Data listing:
═══

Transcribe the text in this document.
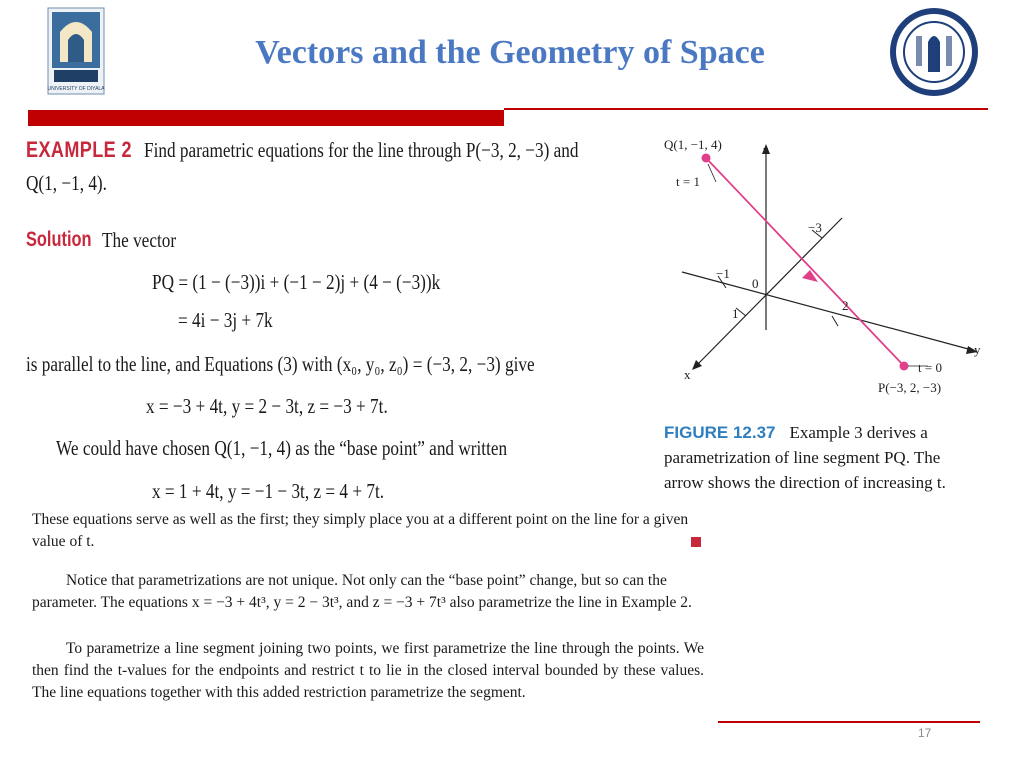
UNIVERSITY OF DIYALA
Vectors and the Geometry of Space	COLLEGE OF ENGINEERIN
EXAMPLE 2 Find parametric equations for the line through P(−3, 2, −3) and
Q(1, −1, 4).
Solution The vector
PQ = (1 − (−3))i + (−1 − 2)j + (4 − (−3))k
= 4i − 3j + 7k
is parallel to the line, and Equations (3) with (x₀, y₀, z₀) = (−3, 2, −3) give
x = −3 + 4t, y = 2 − 3t, z = −3 + 7t.
We could have chosen Q(1, −1, 4) as the “base point” and written
x = 1 + 4t, y = −1 − 3t, z = 4 + 7t.
These equations serve as well as the first; they simply place you at a different point on the line for a given value of t.
Notice that parametrizations are not unique. Not only can the “base point” change, but so can the parameter. The equations x = −3 + 4t³, y = 2 − 3t³, and z = −3 + 7t³ also parametrize the line in Example 2.
To parametrize a line segment joining two points, we first parametrize the line through the points. We then find the t-values for the endpoints and restrict t to lie in the closed interval bounded by these values. The line equations together with this added restriction parametrize the segment.
Q(1, −1, 4)
t = 1
z
y
x
−3
−1
0
1
2
t = 0
P(−3, 2, −3)
FIGURE 12.37 Example 3 derives a parametrization of line segment PQ. The arrow shows the direction of increasing t.
17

═══

Aim: The records above must be echoed exactly, minus their pictures.

Answer to the problem:
Transcribe the text in this document.
UNIVERSITY OF DIYALA
Vectors and the Geometry of Space	COLLEGE OF ENGINEERIN
EXAMPLE 2 Find parametric equations for the line through P(−3, 2, −3) and
Q(1, −1, 4).
Solution The vector
PQ = (1 − (−3))i + (−1 − 2)j + (4 − (−3))k
= 4i − 3j + 7k
is parallel to the line, and Equations (3) with (x₀, y₀, z₀) = (−3, 2, −3) give
x = −3 + 4t, y = 2 − 3t, z = −3 + 7t.
We could have chosen Q(1, −1, 4) as the “base point” and written
x = 1 + 4t, y = −1 − 3t, z = 4 + 7t.
These equations serve as well as the first; they simply place you at a different point on the line for a given value of t.
Notice that parametrizations are not unique. Not only can the “base point” change, but so can the parameter. The equations x = −3 + 4t³, y = 2 − 3t³, and z = −3 + 7t³ also parametrize the line in Example 2.
To parametrize a line segment joining two points, we first parametrize the line through the points. We then find the t-values for the endpoints and restrict t to lie in the closed interval bounded by these values. The line equations together with this added restriction parametrize the segment.
Q(1, −1, 4)
t = 1
z
y
x
−3
−1
0
1
2
t = 0
P(−3, 2, −3)
FIGURE 12.37 Example 3 derives a parametrization of line segment PQ. The arrow shows the direction of increasing t.
17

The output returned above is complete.